» WORK TO COMPLETE
Starting at the entry containing "178, 665, 188]" and ending at the one containing "245, 852, 259]", write those entries out again with "y-tick-label" switched to "y-axis-tick-label" and nothing else changed.
----
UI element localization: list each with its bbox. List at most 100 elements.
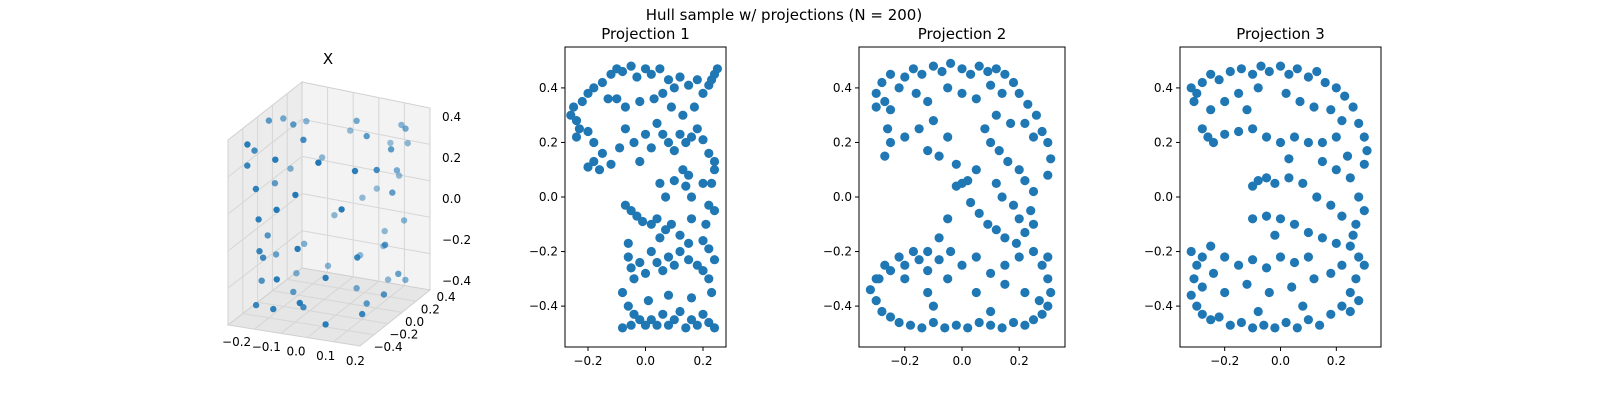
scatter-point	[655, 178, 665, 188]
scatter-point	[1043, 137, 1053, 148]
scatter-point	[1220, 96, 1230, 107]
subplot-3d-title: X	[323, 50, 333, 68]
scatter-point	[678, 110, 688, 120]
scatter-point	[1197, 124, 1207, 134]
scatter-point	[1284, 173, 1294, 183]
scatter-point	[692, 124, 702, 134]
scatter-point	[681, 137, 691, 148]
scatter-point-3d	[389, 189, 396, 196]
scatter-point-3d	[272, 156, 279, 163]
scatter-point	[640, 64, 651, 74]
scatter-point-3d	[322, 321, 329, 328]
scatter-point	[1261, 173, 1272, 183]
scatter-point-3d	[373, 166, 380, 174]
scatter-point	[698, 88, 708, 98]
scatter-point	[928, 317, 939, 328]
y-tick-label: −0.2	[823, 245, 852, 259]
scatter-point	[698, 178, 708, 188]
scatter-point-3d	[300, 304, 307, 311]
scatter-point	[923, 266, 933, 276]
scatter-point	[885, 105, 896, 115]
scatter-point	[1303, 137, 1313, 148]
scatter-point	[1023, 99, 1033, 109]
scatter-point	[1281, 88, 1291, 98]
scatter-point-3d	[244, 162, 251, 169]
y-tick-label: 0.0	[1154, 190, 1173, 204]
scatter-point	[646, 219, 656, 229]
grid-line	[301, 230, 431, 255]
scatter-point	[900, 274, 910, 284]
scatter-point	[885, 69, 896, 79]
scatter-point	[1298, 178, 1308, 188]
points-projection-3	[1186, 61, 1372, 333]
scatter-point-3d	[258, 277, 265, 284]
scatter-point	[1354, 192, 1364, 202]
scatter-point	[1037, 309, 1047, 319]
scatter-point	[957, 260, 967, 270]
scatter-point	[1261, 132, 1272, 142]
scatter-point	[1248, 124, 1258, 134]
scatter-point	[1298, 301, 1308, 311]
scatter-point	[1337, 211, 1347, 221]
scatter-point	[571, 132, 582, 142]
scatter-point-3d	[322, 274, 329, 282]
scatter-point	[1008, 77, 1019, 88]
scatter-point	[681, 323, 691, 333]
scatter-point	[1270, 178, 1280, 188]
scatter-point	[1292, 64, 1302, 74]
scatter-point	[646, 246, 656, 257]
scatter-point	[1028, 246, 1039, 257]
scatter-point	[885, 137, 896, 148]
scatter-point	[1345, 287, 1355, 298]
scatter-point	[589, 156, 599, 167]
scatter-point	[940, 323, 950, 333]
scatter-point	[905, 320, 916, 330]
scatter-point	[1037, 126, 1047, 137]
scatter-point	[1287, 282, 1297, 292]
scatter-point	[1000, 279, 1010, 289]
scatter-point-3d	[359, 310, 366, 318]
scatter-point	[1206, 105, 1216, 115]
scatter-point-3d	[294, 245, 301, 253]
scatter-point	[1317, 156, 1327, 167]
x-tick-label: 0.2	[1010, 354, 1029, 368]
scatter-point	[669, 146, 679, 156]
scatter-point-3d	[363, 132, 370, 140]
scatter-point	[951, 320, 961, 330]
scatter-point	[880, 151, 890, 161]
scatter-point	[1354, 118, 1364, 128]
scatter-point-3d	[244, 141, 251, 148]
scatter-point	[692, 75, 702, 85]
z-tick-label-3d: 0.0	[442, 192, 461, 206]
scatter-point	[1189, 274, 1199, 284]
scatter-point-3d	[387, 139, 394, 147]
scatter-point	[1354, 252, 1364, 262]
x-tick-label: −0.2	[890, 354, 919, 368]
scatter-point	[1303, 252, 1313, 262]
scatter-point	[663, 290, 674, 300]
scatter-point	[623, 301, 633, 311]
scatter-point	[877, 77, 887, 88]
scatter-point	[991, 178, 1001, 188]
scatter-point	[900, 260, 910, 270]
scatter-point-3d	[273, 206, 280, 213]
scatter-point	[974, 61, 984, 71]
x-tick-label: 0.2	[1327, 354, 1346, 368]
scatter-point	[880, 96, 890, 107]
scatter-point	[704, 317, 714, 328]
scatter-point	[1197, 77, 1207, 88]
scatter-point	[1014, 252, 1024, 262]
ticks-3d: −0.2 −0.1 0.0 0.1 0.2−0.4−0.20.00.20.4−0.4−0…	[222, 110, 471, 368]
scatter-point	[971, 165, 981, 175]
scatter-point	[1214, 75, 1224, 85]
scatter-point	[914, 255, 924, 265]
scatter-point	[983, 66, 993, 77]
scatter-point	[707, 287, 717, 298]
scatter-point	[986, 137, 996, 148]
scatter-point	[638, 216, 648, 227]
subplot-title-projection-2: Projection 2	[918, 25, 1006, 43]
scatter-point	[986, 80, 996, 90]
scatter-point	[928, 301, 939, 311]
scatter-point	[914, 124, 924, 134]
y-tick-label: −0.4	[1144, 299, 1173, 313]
----
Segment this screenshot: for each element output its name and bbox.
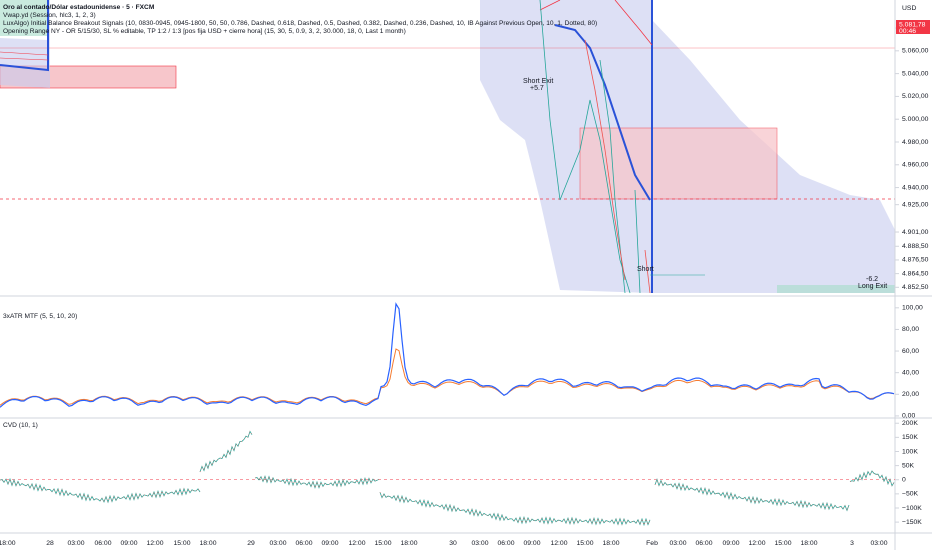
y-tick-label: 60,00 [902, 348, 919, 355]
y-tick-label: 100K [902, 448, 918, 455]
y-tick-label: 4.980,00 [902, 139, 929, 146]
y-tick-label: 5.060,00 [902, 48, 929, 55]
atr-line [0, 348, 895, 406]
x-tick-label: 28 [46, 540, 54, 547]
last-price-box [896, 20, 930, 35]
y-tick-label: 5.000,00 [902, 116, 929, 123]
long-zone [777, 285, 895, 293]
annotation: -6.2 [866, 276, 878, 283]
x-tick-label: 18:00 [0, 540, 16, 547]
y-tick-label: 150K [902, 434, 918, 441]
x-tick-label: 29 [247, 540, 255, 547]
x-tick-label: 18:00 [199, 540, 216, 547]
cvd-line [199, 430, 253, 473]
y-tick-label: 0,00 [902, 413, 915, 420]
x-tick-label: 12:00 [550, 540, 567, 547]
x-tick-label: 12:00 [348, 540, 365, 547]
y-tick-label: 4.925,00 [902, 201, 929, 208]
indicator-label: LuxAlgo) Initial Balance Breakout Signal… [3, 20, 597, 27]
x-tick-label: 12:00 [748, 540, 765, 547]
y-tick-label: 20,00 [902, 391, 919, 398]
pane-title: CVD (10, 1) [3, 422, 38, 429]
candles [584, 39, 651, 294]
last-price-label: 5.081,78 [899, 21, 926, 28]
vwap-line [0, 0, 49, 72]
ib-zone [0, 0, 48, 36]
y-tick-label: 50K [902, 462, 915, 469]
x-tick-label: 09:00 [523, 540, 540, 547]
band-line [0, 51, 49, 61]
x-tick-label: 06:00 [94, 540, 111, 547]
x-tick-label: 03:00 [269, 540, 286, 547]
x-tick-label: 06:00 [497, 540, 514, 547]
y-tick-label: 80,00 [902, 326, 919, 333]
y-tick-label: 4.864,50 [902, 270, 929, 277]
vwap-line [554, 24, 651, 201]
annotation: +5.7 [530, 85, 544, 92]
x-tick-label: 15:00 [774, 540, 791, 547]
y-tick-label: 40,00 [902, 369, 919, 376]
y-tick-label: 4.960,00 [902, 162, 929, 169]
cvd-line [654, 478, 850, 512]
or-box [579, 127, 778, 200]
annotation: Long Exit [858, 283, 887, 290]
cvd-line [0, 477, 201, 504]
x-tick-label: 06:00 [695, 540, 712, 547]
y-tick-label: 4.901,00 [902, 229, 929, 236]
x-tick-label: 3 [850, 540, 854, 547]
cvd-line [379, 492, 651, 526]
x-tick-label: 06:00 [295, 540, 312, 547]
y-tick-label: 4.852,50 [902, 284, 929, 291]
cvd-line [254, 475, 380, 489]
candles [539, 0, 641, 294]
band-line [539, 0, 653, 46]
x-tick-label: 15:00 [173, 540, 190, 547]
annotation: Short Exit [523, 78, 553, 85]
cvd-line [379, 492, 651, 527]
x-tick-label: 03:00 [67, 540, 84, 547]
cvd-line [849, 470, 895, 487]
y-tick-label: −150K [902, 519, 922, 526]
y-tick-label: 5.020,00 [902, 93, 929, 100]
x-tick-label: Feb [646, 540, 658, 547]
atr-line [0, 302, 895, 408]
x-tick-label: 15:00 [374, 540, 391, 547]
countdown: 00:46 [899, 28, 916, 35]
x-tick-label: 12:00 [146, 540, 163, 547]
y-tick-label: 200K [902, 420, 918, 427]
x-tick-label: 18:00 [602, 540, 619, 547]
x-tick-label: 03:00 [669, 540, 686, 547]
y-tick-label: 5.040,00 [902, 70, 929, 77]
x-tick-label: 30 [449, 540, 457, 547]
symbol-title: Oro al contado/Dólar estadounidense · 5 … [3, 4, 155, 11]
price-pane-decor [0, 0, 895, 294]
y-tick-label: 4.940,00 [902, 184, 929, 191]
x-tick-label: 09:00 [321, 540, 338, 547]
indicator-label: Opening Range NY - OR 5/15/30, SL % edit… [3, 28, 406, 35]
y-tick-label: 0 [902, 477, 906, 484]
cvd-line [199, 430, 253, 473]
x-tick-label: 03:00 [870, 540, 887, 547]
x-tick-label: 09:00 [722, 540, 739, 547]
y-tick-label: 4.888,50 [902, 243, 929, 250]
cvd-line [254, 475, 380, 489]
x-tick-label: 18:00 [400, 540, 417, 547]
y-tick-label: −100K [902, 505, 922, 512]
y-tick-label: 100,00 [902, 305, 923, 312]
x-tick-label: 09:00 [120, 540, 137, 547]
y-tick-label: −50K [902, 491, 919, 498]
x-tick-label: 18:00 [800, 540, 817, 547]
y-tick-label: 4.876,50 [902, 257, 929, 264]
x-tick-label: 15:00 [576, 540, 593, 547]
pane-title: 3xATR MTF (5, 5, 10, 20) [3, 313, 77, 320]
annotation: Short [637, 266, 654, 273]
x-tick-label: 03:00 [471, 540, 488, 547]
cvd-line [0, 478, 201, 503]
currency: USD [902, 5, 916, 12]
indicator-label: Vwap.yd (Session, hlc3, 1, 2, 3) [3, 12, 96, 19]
----
» RESULT FOR THIS EXERCISE
scatter-point	[655, 178, 665, 188]
scatter-point	[1043, 137, 1053, 148]
scatter-point	[1220, 96, 1230, 107]
subplot-3d-title: X	[323, 50, 333, 68]
scatter-point	[678, 110, 688, 120]
scatter-point	[1197, 124, 1207, 134]
scatter-point	[1284, 173, 1294, 183]
scatter-point	[692, 124, 702, 134]
scatter-point	[681, 137, 691, 148]
scatter-point-3d	[389, 189, 396, 196]
scatter-point-3d	[272, 156, 279, 163]
scatter-point	[640, 64, 651, 74]
scatter-point-3d	[322, 321, 329, 328]
scatter-point	[1261, 173, 1272, 183]
scatter-point-3d	[373, 166, 380, 174]
scatter-point	[698, 88, 708, 98]
scatter-point	[928, 317, 939, 328]
y-axis-tick-label: −0.2	[823, 245, 852, 259]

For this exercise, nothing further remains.